▸ EXERCISE DETAILS: Using the listing below, report all lines holding the word "flag".
====
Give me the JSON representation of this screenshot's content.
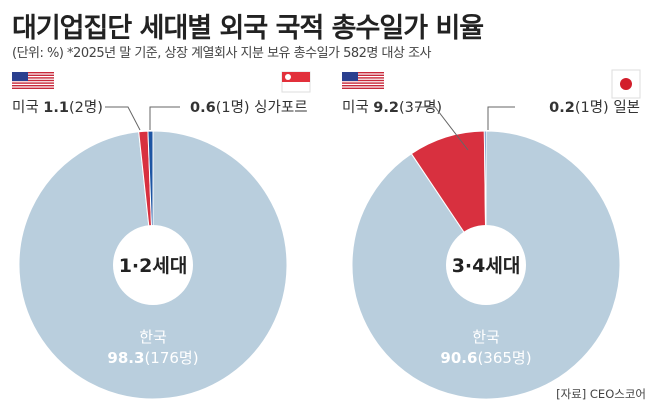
{
  "title": "대기업집단 세대별 외국 국적 총수일가 비율",
  "subtitle": "(단위: %) *2025년 말 기준, 상장 계열회사 지분 보유 총수일가 582명 대상 조사",
  "source": "[자료] CEO스코어",
  "colors": {
    "korea": "#b9cedd",
    "usa": "#d8303f",
    "other": "#1d55a3",
    "center": "#ffffff"
  },
  "chart_data": [
    {
      "type": "pie",
      "center_label": "1·2세대",
      "slices": [
        {
          "name": "한국",
          "value": 98.3,
          "count_label": "(176명)",
          "value_label": "98.3"
        },
        {
          "name": "미국",
          "value": 1.1,
          "count_label": "(2명)",
          "value_label": "1.1",
          "flag": "usa-flag"
        },
        {
          "name": "싱가포르",
          "value": 0.6,
          "count_label": "(1명)",
          "value_label": "0.6",
          "flag": "singapore-flag"
        }
      ]
    },
    {
      "type": "pie",
      "center_label": "3·4세대",
      "slices": [
        {
          "name": "한국",
          "value": 90.6,
          "count_label": "(365명)",
          "value_label": "90.6"
        },
        {
          "name": "미국",
          "value": 9.2,
          "count_label": "(37명)",
          "value_label": "9.2",
          "flag": "usa-flag"
        },
        {
          "name": "일본",
          "value": 0.2,
          "count_label": "(1명)",
          "value_label": "0.2",
          "flag": "japan-flag"
        }
      ]
    }
  ]
}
====
▸ SOLVED PROBLEM:
          "flag": "usa-flag"
          "flag": "singapore-flag"
          "flag": "usa-flag"
          "flag": "japan-flag"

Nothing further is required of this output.